DIRECTIVE A
In the essay on the American idea of country, what does the writer say their country is more than anything?
DIRECTIVE B
Extend the essay on the American idea of country past its final sentence.

PROVIDED PASSAGE
There are many popular notions of "country" today that are devoid of Original American Political Philosophy.

My country is not a team, a fraternity, a gang or even a democratic mob or a political consensus. And it is certainly not an Empire.

More than anything, my "country" is a liberty saturated state of mind - so consistent that every counterfeit is immediately recognized. When this state of mind is shared with a true neighbor we enjoy a small parcel of the free land.

The idea of consolidating jurisdictions is also foreign to Americanism. Jurisdictions must be maintained as separate and distinct.

The "one nation under God, INDIVISIBLE," notion is something that came along much later with all of the collective ISMS. No ISM is Lawful if it uses the majority to destroy the rights of the minority - or the individual. See "The Majority - Limited for Liberty."

 

"Bear in mind this sacred principle, that though the will of the majority is in all cases to prevail, that will, to be rightful, must be reasonable; that the minority possess their equal rights, which equal laws must protect, and to violate would be oppression." --Thomas Jefferson: 1st Inaugural, 1801. ME 3:318

 

The States cannot lawfully cede their Sovereignty to the Federal Government. There is no Federal Supremacy Clause in the Constitution.

 

"The existence of a right to interpose, will generally prevent the necessity of exerting it." - from Federalist #43 - Now you know why Madison is turning over in his grave. I think it is safe to say that we have achieved a level of polity lower than Madison and the other Framers could have imagined.

DATA EXTRACT
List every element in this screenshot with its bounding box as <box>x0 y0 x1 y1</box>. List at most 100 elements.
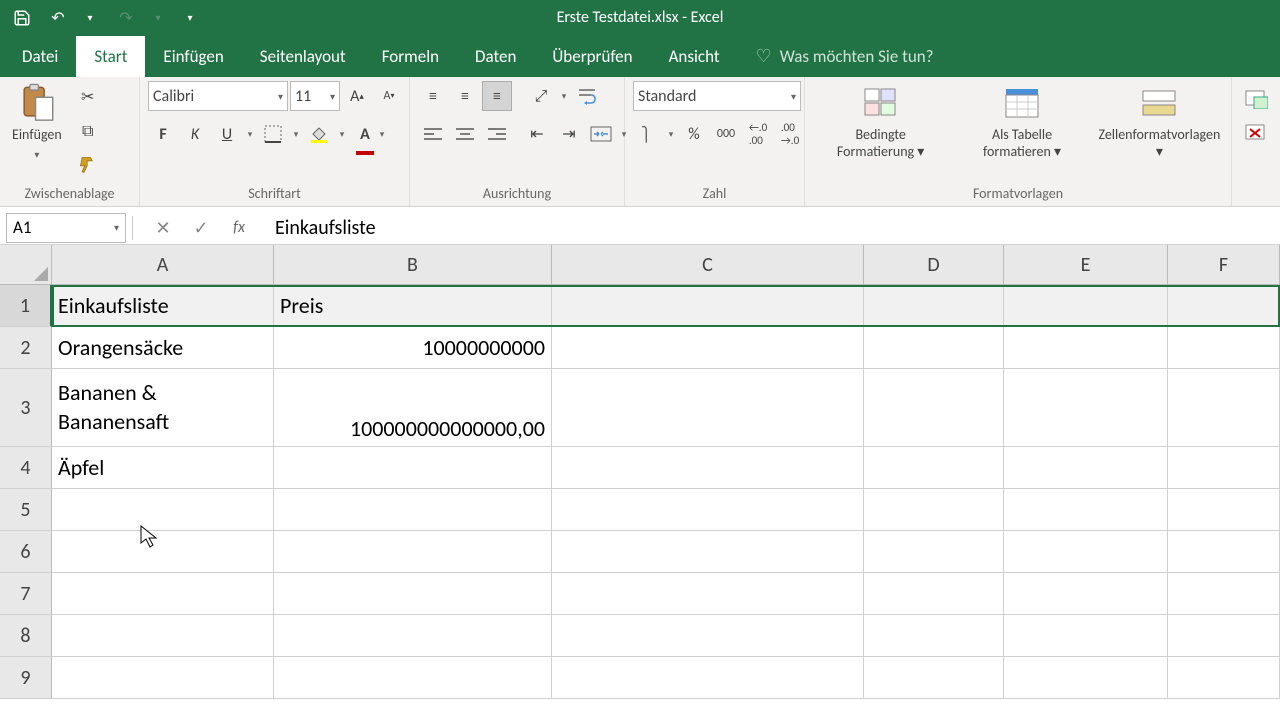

EXERCISE RESULT A
A liberty-saturated state of mind.

EXERCISE RESULT B
 

Just as the creature cannot have authority over the Creator - the Federal Government must be one of powers limited by delegation and amenable or answerable to the States and the People under the Rule of Law at all times. If there is no legal remedy to encroachments on Liberty, Tyranny will run rampant. 

The government receives its just powers from the [informed] consent of the governed. Its other "powers" come from sophistry, subterfuge, Sedition, or as Sam Adams might put it...

 

If men through fear, fraud or mistake, should in terms renounce and give up any essential natural right, the eternal law of reason and the great end of society, would absolutely vacate such renunciation; the right to freedom being the gift of God Almighty, it is not in the power of Man to alienate this gift, and voluntarily become a slave--- (Emphasis per original.)


According to Sam you are refusing a gift from the Almighty if you willing to give up your God-given Liberty. Note: Sam equates Liberty and Freedom - unlike many of our present demagogues. Liberty, fully realized, is much more than the absence of incarceration in a penal institution. And it is not some hybrid of a house arrest with a GPS ankle bracelet attached.

When must a person of conscience withdraw his support of the "country?"

He must withdraw it when his country violates his conscience or betrays his trust - and to whatever degree is necessary as a corrective or preventive measure. Otherwise he must withdraw from his own conscience - as many have.

Notice, when Sam speaks of "essential natural rights" he is speaking of things that Cannot be given up. It would follow that any government that violates these rights is a vile and unlawful government and worthy of dissolution if it does not contain corrective features that can be easily accessed by the meanest beggar. Put simply, you ought to be able to obtain justice through reasonable and accessible means. It is tyranny that must be rendered inconvenient. 

"When a long train of abuses and usurpations evinces itself..."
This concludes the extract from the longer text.